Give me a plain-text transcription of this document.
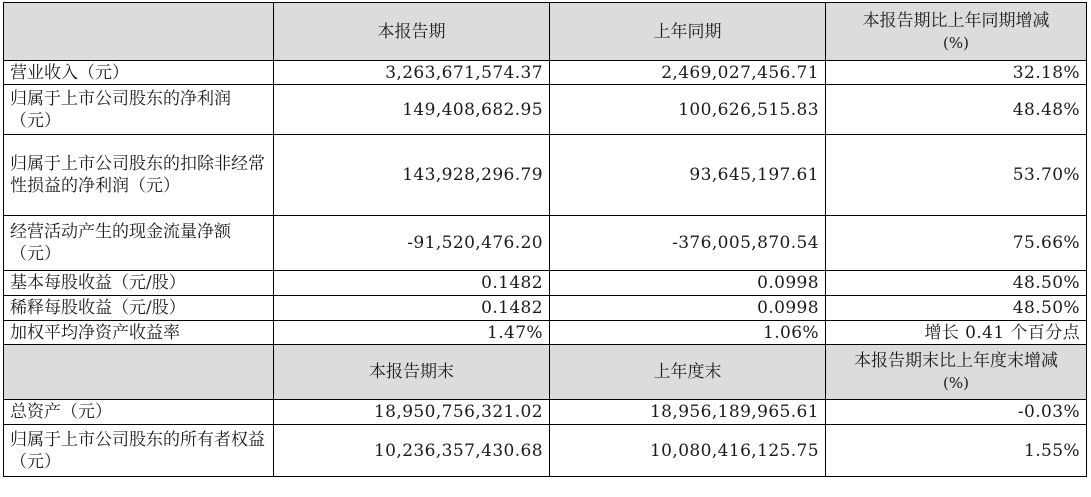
	本报告期	上年同期	本报告期比上年同期增减
(%)

营业收入（元）	3,263,671,574.37	2,469,027,456.71	32.18%
归属于上市公司股东的净利润（元）	149,408,682.95	100,626,515.83	48.48%
归属于上市公司股东的扣除非经常性损益的净利润（元）	143,928,296.79	93,645,197.61	53.70%
经营活动产生的现金流量净额（元）	-91,520,476.20	-376,005,870.54	75.66%
基本每股收益（元/股）	0.1482	0.0998	48.50%
稀释每股收益（元/股）	0.1482	0.0998	48.50%
加权平均净资产收益率	1.47%	1.06%	增长 0.41 个百分点
	本报告期末	上年度末	本报告期末比上年度末增减
(%)

总资产（元）	18,950,756,321.02	18,956,189,965.61	-0.03%
归属于上市公司股东的所有者权益（元）	10,236,357,430.68	10,080,416,125.75	1.55%
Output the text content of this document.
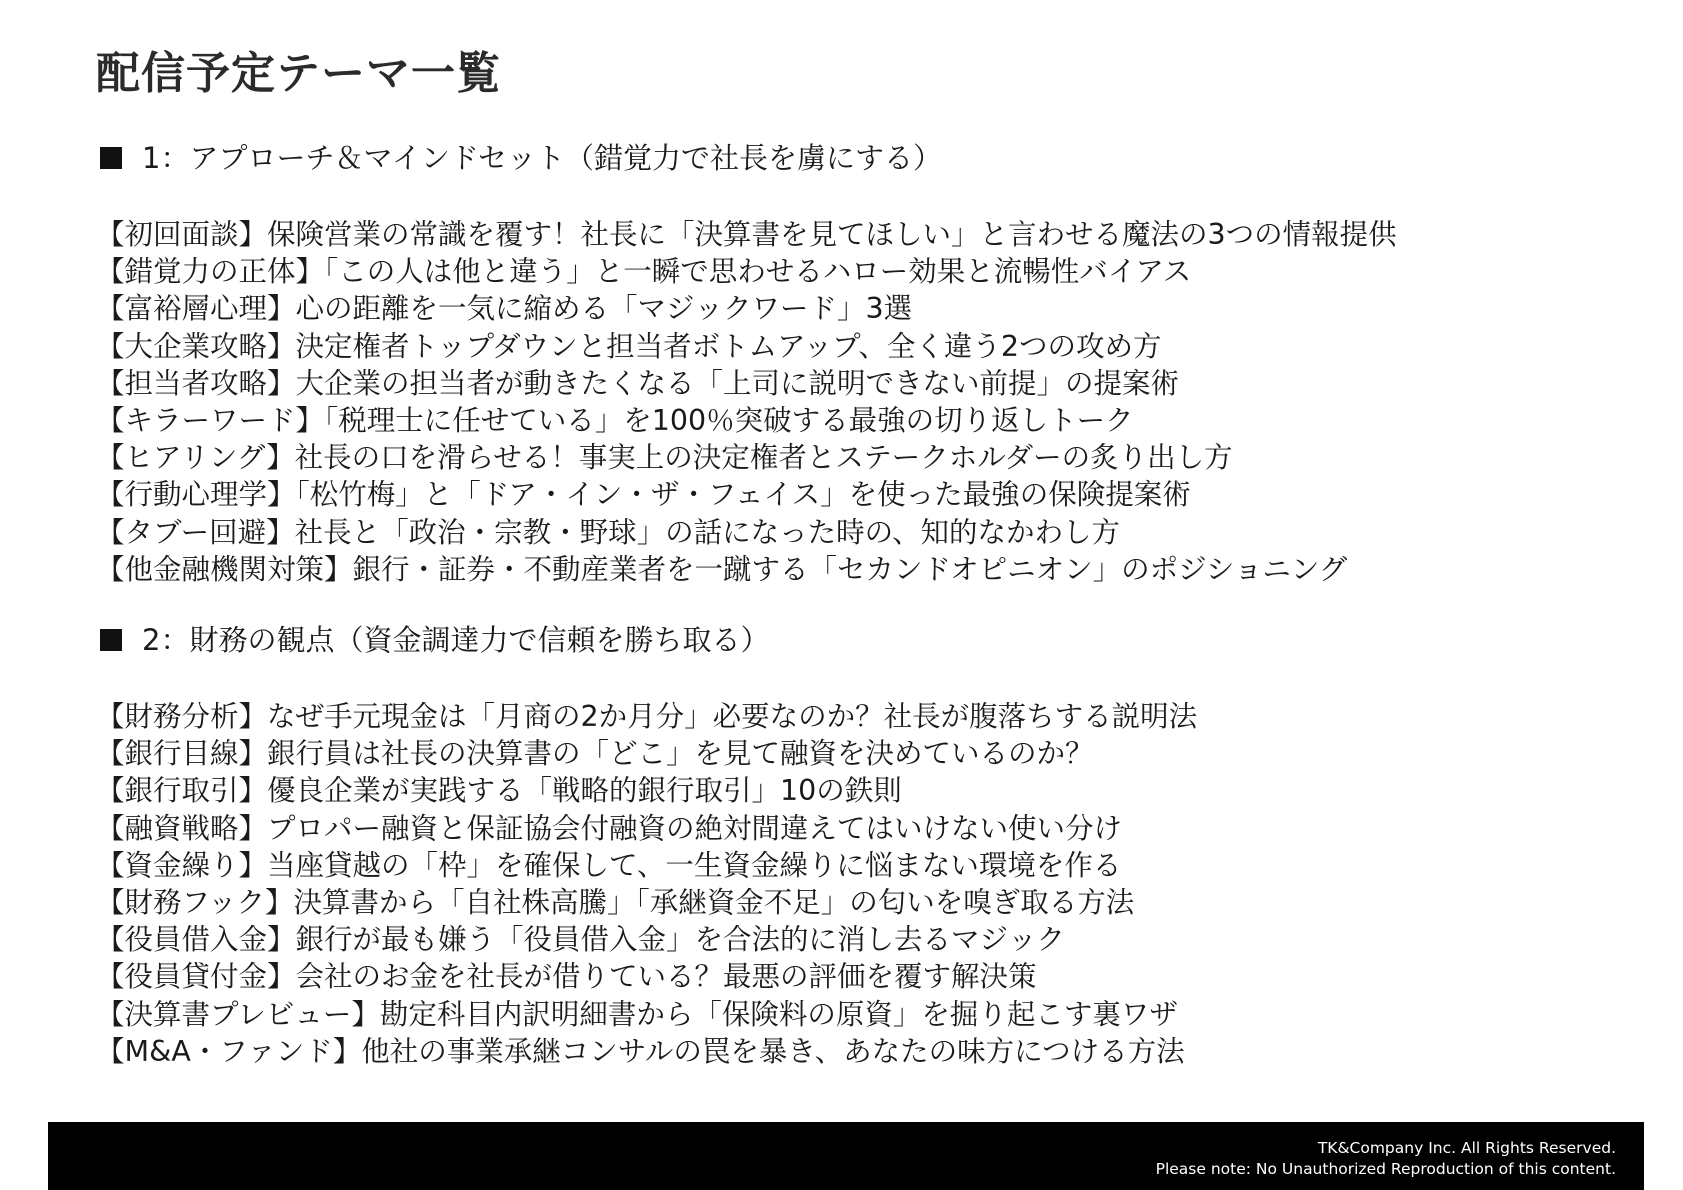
配信予定テーマ一覧
1：アプローチ＆マインドセット（錯覚力で社長を虜にする）
【初回面談】保険営業の常識を覆す！社長に「決算書を見てほしい」と言わせる魔法の3つの情報提供
【錯覚力の正体】「この人は他と違う」と一瞬で思わせるハロー効果と流暢性バイアス
【富裕層心理】心の距離を一気に縮める「マジックワード」3選
【大企業攻略】決定権者トップダウンと担当者ボトムアップ、全く違う2つの攻め方
【担当者攻略】大企業の担当者が動きたくなる「上司に説明できない前提」の提案術
【キラーワード】「税理士に任せている」を100％突破する最強の切り返しトーク
【ヒアリング】社長の口を滑らせる！事実上の決定権者とステークホルダーの炙り出し方
【行動心理学】「松竹梅」と「ドア・イン・ザ・フェイス」を使った最強の保険提案術
【タブー回避】社長と「政治・宗教・野球」の話になった時の、知的なかわし方
【他金融機関対策】銀行・証券・不動産業者を一蹴する「セカンドオピニオン」のポジショニング
2：財務の観点（資金調達力で信頼を勝ち取る）
【財務分析】なぜ手元現金は「月商の2か月分」必要なのか？社長が腹落ちする説明法
【銀行目線】銀行員は社長の決算書の「どこ」を見て融資を決めているのか？
【銀行取引】優良企業が実践する「戦略的銀行取引」10の鉄則
【融資戦略】プロパー融資と保証協会付融資の絶対間違えてはいけない使い分け
【資金繰り】当座貸越の「枠」を確保して、一生資金繰りに悩まない環境を作る
【財務フック】決算書から「自社株高騰」「承継資金不足」の匂いを嗅ぎ取る方法
【役員借入金】銀行が最も嫌う「役員借入金」を合法的に消し去るマジック
【役員貸付金】会社のお金を社長が借りている？最悪の評価を覆す解決策
【決算書プレビュー】勘定科目内訳明細書から「保険料の原資」を掘り起こす裏ワザ
【M&A・ファンド】他社の事業承継コンサルの罠を暴き、あなたの味方につける方法
TK&Company Inc. All Rights Reserved.
Please note: No Unauthorized Reproduction of this content.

> [AIM]: Apart from the pictures, the entries above are to be repeated in full and exactly.

> [COMPLETED EXERCISE]:
Give me a plain-text transcription of this document.
	本报告期	上年同期	本报告期比上年同期增减
(%)

营业收入（元）	3,263,671,574.37	2,469,027,456.71	32.18%
归属于上市公司股东的净利润（元）	149,408,682.95	100,626,515.83	48.48%
归属于上市公司股东的扣除非经常性损益的净利润（元）	143,928,296.79	93,645,197.61	53.70%
经营活动产生的现金流量净额（元）	-91,520,476.20	-376,005,870.54	75.66%
基本每股收益（元/股）	0.1482	0.0998	48.50%
稀释每股收益（元/股）	0.1482	0.0998	48.50%
加权平均净资产收益率	1.47%	1.06%	增长 0.41 个百分点
	本报告期末	上年度末	本报告期末比上年度末增减
(%)

总资产（元）	18,950,756,321.02	18,956,189,965.61	-0.03%
归属于上市公司股东的所有者权益（元）	10,236,357,430.68	10,080,416,125.75	1.55%
Output the text content of this document.
配信予定テーマ一覧
1：アプローチ＆マインドセット（錯覚力で社長を虜にする）
【初回面談】保険営業の常識を覆す！社長に「決算書を見てほしい」と言わせる魔法の3つの情報提供
【錯覚力の正体】「この人は他と違う」と一瞬で思わせるハロー効果と流暢性バイアス
【富裕層心理】心の距離を一気に縮める「マジックワード」3選
【大企業攻略】決定権者トップダウンと担当者ボトムアップ、全く違う2つの攻め方
【担当者攻略】大企業の担当者が動きたくなる「上司に説明できない前提」の提案術
【キラーワード】「税理士に任せている」を100％突破する最強の切り返しトーク
【ヒアリング】社長の口を滑らせる！事実上の決定権者とステークホルダーの炙り出し方
【行動心理学】「松竹梅」と「ドア・イン・ザ・フェイス」を使った最強の保険提案術
【タブー回避】社長と「政治・宗教・野球」の話になった時の、知的なかわし方
【他金融機関対策】銀行・証券・不動産業者を一蹴する「セカンドオピニオン」のポジショニング
2：財務の観点（資金調達力で信頼を勝ち取る）
【財務分析】なぜ手元現金は「月商の2か月分」必要なのか？社長が腹落ちする説明法
【銀行目線】銀行員は社長の決算書の「どこ」を見て融資を決めているのか？
【銀行取引】優良企業が実践する「戦略的銀行取引」10の鉄則
【融資戦略】プロパー融資と保証協会付融資の絶対間違えてはいけない使い分け
【資金繰り】当座貸越の「枠」を確保して、一生資金繰りに悩まない環境を作る
【財務フック】決算書から「自社株高騰」「承継資金不足」の匂いを嗅ぎ取る方法
【役員借入金】銀行が最も嫌う「役員借入金」を合法的に消し去るマジック
【役員貸付金】会社のお金を社長が借りている？最悪の評価を覆す解決策
【決算書プレビュー】勘定科目内訳明細書から「保険料の原資」を掘り起こす裏ワザ
【M&A・ファンド】他社の事業承継コンサルの罠を暴き、あなたの味方につける方法
TK&Company Inc. All Rights Reserved.
Please note: No Unauthorized Reproduction of this content.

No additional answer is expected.